Problem description: Make an exact copy of the records, with the images left out.

===============

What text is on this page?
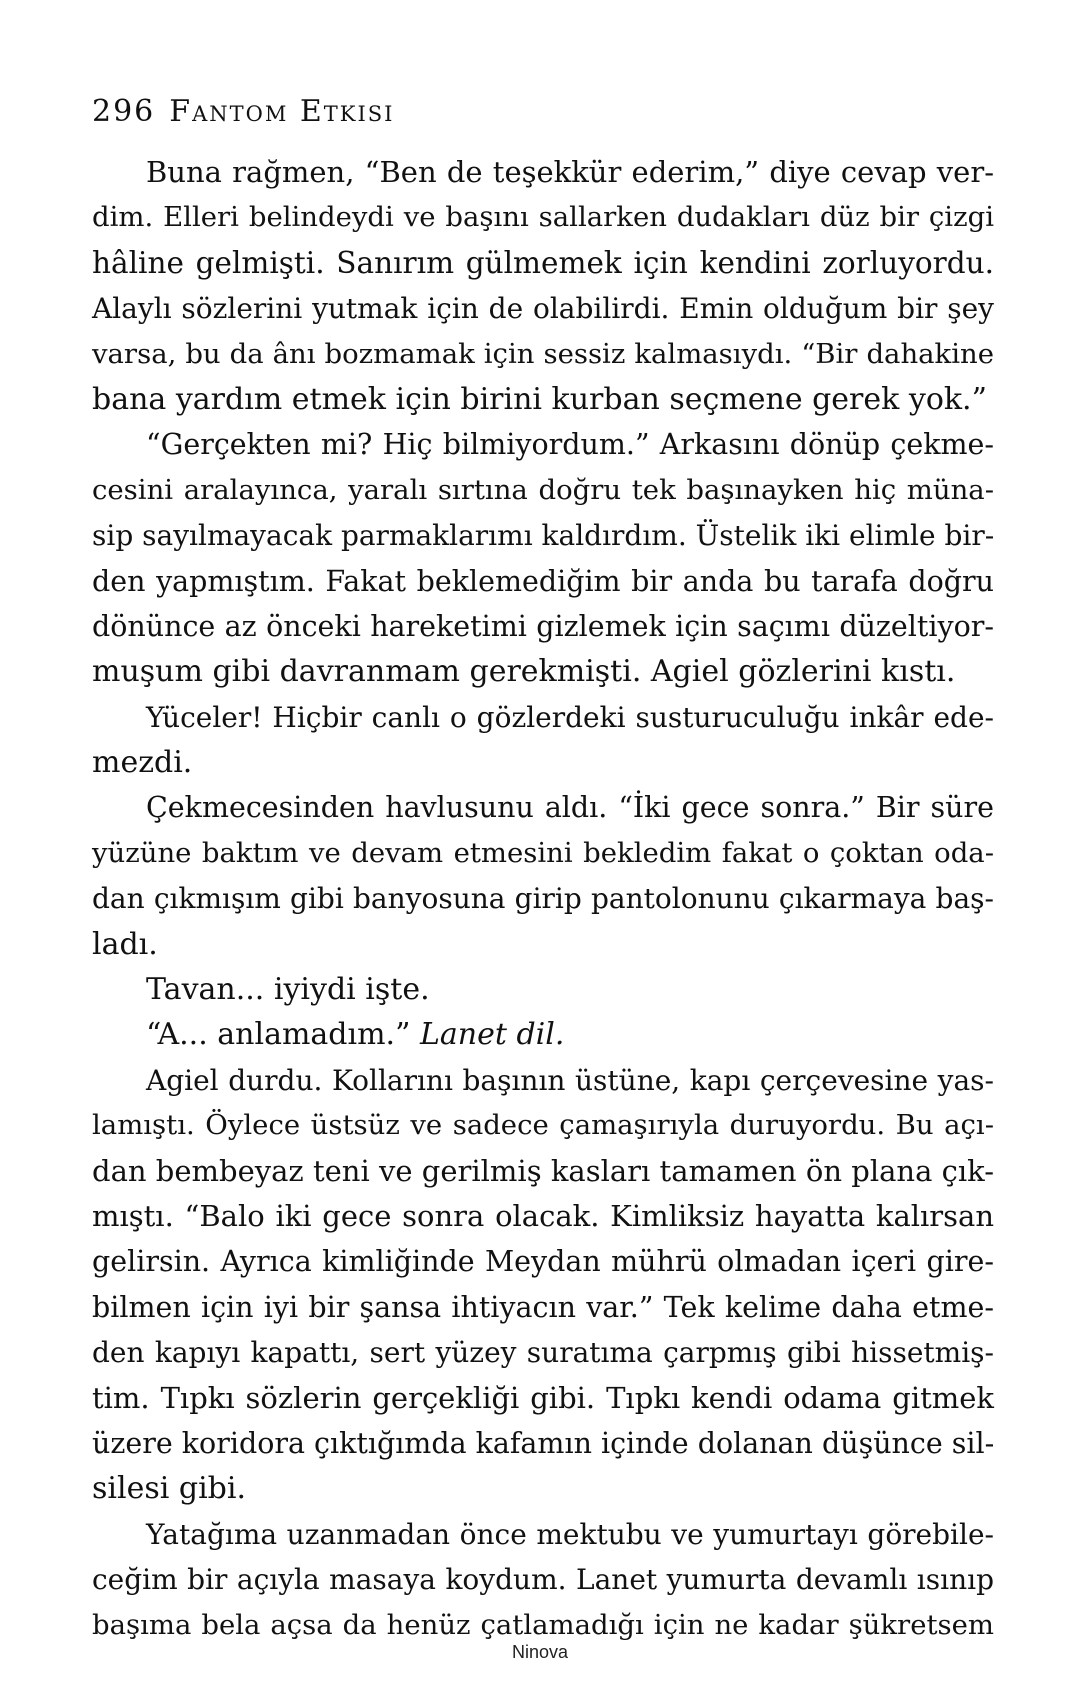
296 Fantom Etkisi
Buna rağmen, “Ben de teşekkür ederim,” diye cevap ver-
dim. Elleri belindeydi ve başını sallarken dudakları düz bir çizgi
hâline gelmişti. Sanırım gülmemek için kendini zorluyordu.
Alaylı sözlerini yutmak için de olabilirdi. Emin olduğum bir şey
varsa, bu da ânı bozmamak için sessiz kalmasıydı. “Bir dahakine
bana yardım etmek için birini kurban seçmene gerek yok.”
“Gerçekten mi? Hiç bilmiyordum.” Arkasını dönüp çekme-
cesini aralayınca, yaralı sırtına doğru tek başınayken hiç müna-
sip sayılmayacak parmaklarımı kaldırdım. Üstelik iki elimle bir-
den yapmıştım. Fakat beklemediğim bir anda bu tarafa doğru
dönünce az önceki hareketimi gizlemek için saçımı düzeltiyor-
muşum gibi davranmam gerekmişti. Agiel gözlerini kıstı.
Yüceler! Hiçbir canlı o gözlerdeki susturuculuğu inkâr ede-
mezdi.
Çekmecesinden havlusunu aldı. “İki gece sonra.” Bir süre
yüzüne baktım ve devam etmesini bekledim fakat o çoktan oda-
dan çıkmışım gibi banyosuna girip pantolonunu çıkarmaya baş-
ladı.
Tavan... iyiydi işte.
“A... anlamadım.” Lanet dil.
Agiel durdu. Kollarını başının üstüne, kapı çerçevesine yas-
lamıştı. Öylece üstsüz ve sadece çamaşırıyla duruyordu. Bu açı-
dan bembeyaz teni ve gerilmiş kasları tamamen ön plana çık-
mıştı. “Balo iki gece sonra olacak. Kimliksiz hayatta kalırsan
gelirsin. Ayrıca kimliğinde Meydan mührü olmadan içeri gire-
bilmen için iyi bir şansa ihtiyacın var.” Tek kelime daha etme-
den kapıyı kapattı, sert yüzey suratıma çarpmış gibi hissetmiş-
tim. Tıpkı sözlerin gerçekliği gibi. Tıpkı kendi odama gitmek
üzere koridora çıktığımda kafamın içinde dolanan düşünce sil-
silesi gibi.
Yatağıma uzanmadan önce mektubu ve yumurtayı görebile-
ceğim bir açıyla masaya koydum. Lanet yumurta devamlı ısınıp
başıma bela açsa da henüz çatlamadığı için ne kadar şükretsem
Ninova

===============

Written answer:
What text is on this page?
296 Fantom Etkisi
Buna rağmen, “Ben de teşekkür ederim,” diye cevap ver-
dim. Elleri belindeydi ve başını sallarken dudakları düz bir çizgi
hâline gelmişti. Sanırım gülmemek için kendini zorluyordu.
Alaylı sözlerini yutmak için de olabilirdi. Emin olduğum bir şey
varsa, bu da ânı bozmamak için sessiz kalmasıydı. “Bir dahakine
bana yardım etmek için birini kurban seçmene gerek yok.”
“Gerçekten mi? Hiç bilmiyordum.” Arkasını dönüp çekme-
cesini aralayınca, yaralı sırtına doğru tek başınayken hiç müna-
sip sayılmayacak parmaklarımı kaldırdım. Üstelik iki elimle bir-
den yapmıştım. Fakat beklemediğim bir anda bu tarafa doğru
dönünce az önceki hareketimi gizlemek için saçımı düzeltiyor-
muşum gibi davranmam gerekmişti. Agiel gözlerini kıstı.
Yüceler! Hiçbir canlı o gözlerdeki susturuculuğu inkâr ede-
mezdi.
Çekmecesinden havlusunu aldı. “İki gece sonra.” Bir süre
yüzüne baktım ve devam etmesini bekledim fakat o çoktan oda-
dan çıkmışım gibi banyosuna girip pantolonunu çıkarmaya baş-
ladı.
Tavan... iyiydi işte.
“A... anlamadım.” Lanet dil.
Agiel durdu. Kollarını başının üstüne, kapı çerçevesine yas-
lamıştı. Öylece üstsüz ve sadece çamaşırıyla duruyordu. Bu açı-
dan bembeyaz teni ve gerilmiş kasları tamamen ön plana çık-
mıştı. “Balo iki gece sonra olacak. Kimliksiz hayatta kalırsan
gelirsin. Ayrıca kimliğinde Meydan mührü olmadan içeri gire-
bilmen için iyi bir şansa ihtiyacın var.” Tek kelime daha etme-
den kapıyı kapattı, sert yüzey suratıma çarpmış gibi hissetmiş-
tim. Tıpkı sözlerin gerçekliği gibi. Tıpkı kendi odama gitmek
üzere koridora çıktığımda kafamın içinde dolanan düşünce sil-
silesi gibi.
Yatağıma uzanmadan önce mektubu ve yumurtayı görebile-
ceğim bir açıyla masaya koydum. Lanet yumurta devamlı ısınıp
başıma bela açsa da henüz çatlamadığı için ne kadar şükretsem
Ninova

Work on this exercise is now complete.